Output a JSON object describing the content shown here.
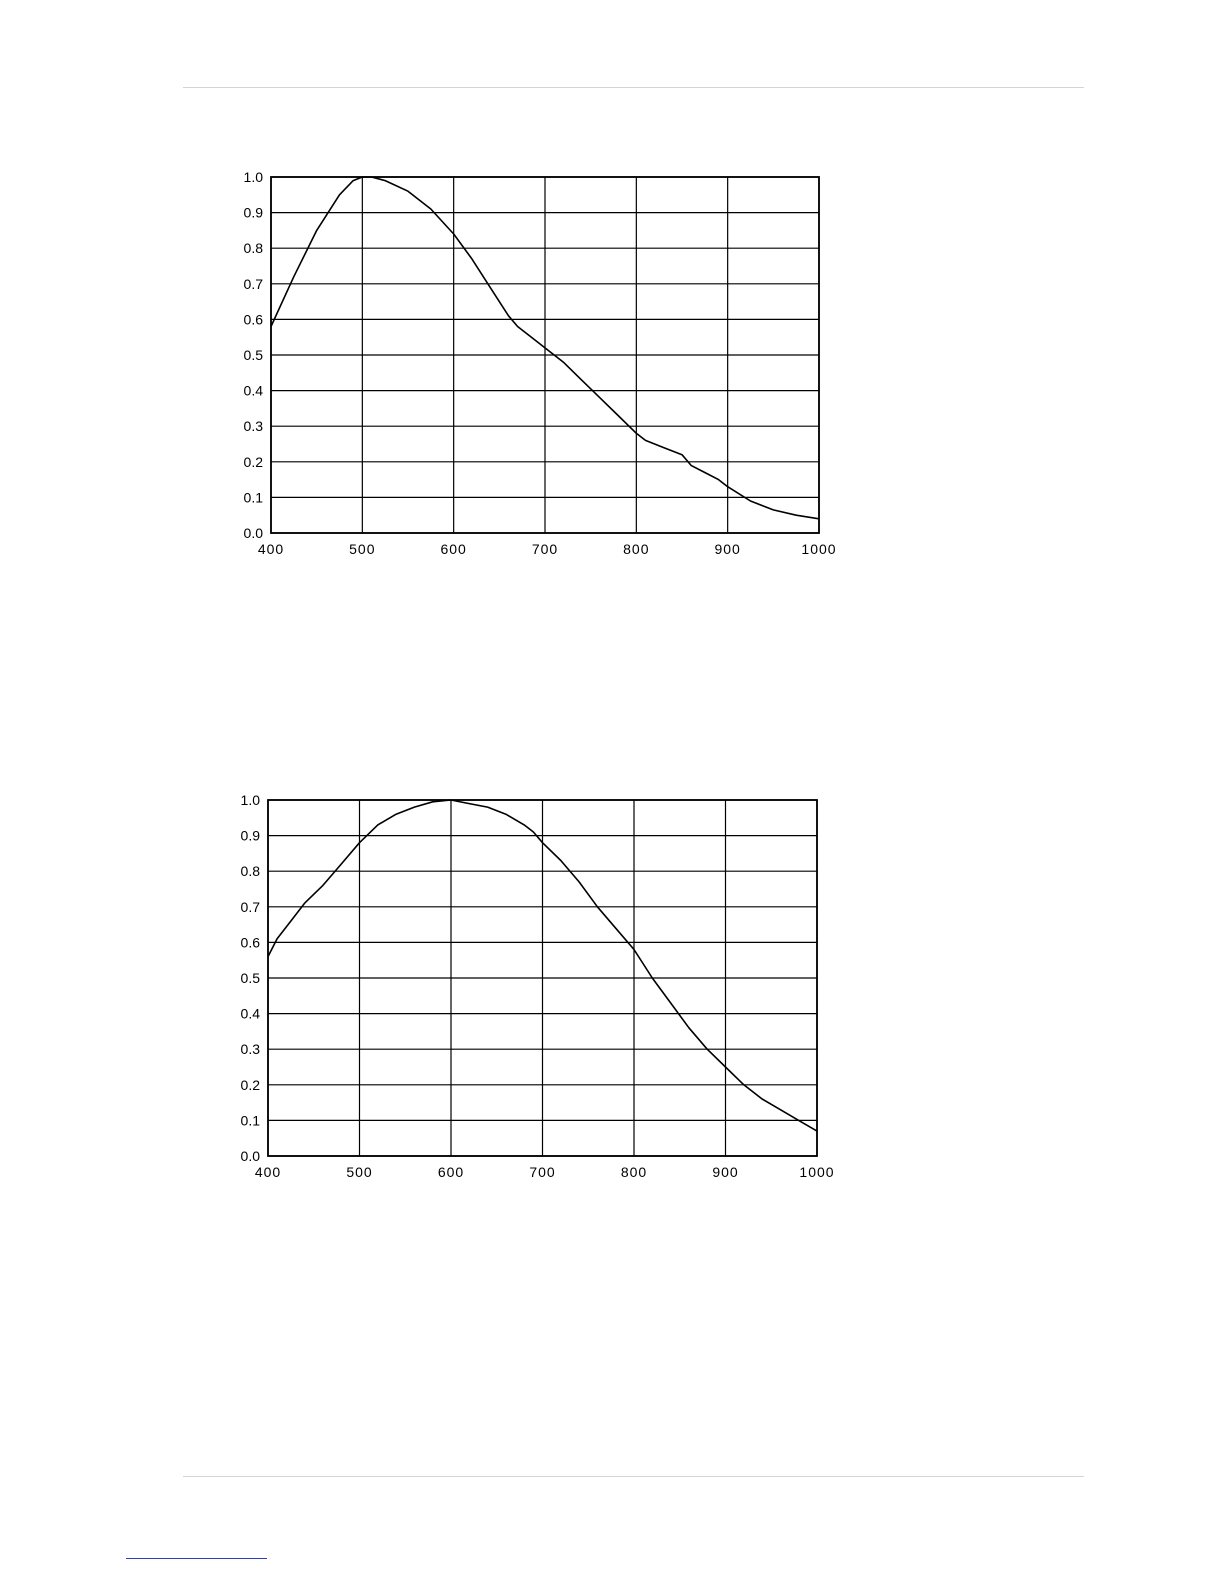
{
  "chart_data": [
    {
      "type": "line",
      "title": "",
      "xlabel": "",
      "ylabel": "",
      "xlim": [
        400,
        1000
      ],
      "ylim": [
        0.0,
        1.0
      ],
      "grid": true,
      "x_ticks": [
        "400",
        "500",
        "600",
        "700",
        "800",
        "900",
        "1000"
      ],
      "y_ticks": [
        "0.0",
        "0.1",
        "0.2",
        "0.3",
        "0.4",
        "0.5",
        "0.6",
        "0.7",
        "0.8",
        "0.9",
        "1.0"
      ],
      "series": [
        {
          "x": [
            400,
            425,
            450,
            475,
            490,
            500,
            510,
            525,
            550,
            575,
            600,
            620,
            640,
            660,
            670,
            690,
            700,
            720,
            740,
            760,
            780,
            800,
            810,
            830,
            850,
            860,
            875,
            890,
            900,
            925,
            950,
            975,
            1000
          ],
          "y": [
            0.58,
            0.72,
            0.85,
            0.95,
            0.99,
            1.0,
            1.0,
            0.99,
            0.96,
            0.91,
            0.84,
            0.77,
            0.69,
            0.61,
            0.58,
            0.54,
            0.52,
            0.48,
            0.43,
            0.38,
            0.33,
            0.28,
            0.26,
            0.24,
            0.22,
            0.19,
            0.17,
            0.15,
            0.13,
            0.09,
            0.065,
            0.05,
            0.04
          ]
        }
      ]
    },
    {
      "type": "line",
      "title": "",
      "xlabel": "",
      "ylabel": "",
      "xlim": [
        400,
        1000
      ],
      "ylim": [
        0.0,
        1.0
      ],
      "grid": true,
      "x_ticks": [
        "400",
        "500",
        "600",
        "700",
        "800",
        "900",
        "1000"
      ],
      "y_ticks": [
        "0.0",
        "0.1",
        "0.2",
        "0.3",
        "0.4",
        "0.5",
        "0.6",
        "0.7",
        "0.8",
        "0.9",
        "1.0"
      ],
      "series": [
        {
          "x": [
            400,
            410,
            425,
            440,
            460,
            480,
            500,
            520,
            540,
            560,
            580,
            600,
            620,
            640,
            660,
            680,
            690,
            700,
            720,
            740,
            760,
            780,
            800,
            820,
            840,
            860,
            880,
            900,
            920,
            940,
            960,
            980,
            1000
          ],
          "y": [
            0.56,
            0.61,
            0.66,
            0.71,
            0.76,
            0.82,
            0.88,
            0.93,
            0.96,
            0.98,
            0.995,
            1.0,
            0.99,
            0.98,
            0.96,
            0.93,
            0.91,
            0.88,
            0.83,
            0.77,
            0.7,
            0.64,
            0.58,
            0.5,
            0.43,
            0.36,
            0.3,
            0.25,
            0.2,
            0.16,
            0.13,
            0.1,
            0.07
          ]
        }
      ]
    }
  ]
}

+ + +

SET PROBLEM: Send back the data above word for word, with the pictures left out.

RESULT OF THE TASK:
Output a JSON object describing the content shown here.
{
  "chart_data": [
    {
      "type": "line",
      "title": "",
      "xlabel": "",
      "ylabel": "",
      "xlim": [
        400,
        1000
      ],
      "ylim": [
        0.0,
        1.0
      ],
      "grid": true,
      "x_ticks": [
        "400",
        "500",
        "600",
        "700",
        "800",
        "900",
        "1000"
      ],
      "y_ticks": [
        "0.0",
        "0.1",
        "0.2",
        "0.3",
        "0.4",
        "0.5",
        "0.6",
        "0.7",
        "0.8",
        "0.9",
        "1.0"
      ],
      "series": [
        {
          "x": [
            400,
            425,
            450,
            475,
            490,
            500,
            510,
            525,
            550,
            575,
            600,
            620,
            640,
            660,
            670,
            690,
            700,
            720,
            740,
            760,
            780,
            800,
            810,
            830,
            850,
            860,
            875,
            890,
            900,
            925,
            950,
            975,
            1000
          ],
          "y": [
            0.58,
            0.72,
            0.85,
            0.95,
            0.99,
            1.0,
            1.0,
            0.99,
            0.96,
            0.91,
            0.84,
            0.77,
            0.69,
            0.61,
            0.58,
            0.54,
            0.52,
            0.48,
            0.43,
            0.38,
            0.33,
            0.28,
            0.26,
            0.24,
            0.22,
            0.19,
            0.17,
            0.15,
            0.13,
            0.09,
            0.065,
            0.05,
            0.04
          ]
        }
      ]
    },
    {
      "type": "line",
      "title": "",
      "xlabel": "",
      "ylabel": "",
      "xlim": [
        400,
        1000
      ],
      "ylim": [
        0.0,
        1.0
      ],
      "grid": true,
      "x_ticks": [
        "400",
        "500",
        "600",
        "700",
        "800",
        "900",
        "1000"
      ],
      "y_ticks": [
        "0.0",
        "0.1",
        "0.2",
        "0.3",
        "0.4",
        "0.5",
        "0.6",
        "0.7",
        "0.8",
        "0.9",
        "1.0"
      ],
      "series": [
        {
          "x": [
            400,
            410,
            425,
            440,
            460,
            480,
            500,
            520,
            540,
            560,
            580,
            600,
            620,
            640,
            660,
            680,
            690,
            700,
            720,
            740,
            760,
            780,
            800,
            820,
            840,
            860,
            880,
            900,
            920,
            940,
            960,
            980,
            1000
          ],
          "y": [
            0.56,
            0.61,
            0.66,
            0.71,
            0.76,
            0.82,
            0.88,
            0.93,
            0.96,
            0.98,
            0.995,
            1.0,
            0.99,
            0.98,
            0.96,
            0.93,
            0.91,
            0.88,
            0.83,
            0.77,
            0.7,
            0.64,
            0.58,
            0.5,
            0.43,
            0.36,
            0.3,
            0.25,
            0.2,
            0.16,
            0.13,
            0.1,
            0.07
          ]
        }
      ]
    }
  ]
}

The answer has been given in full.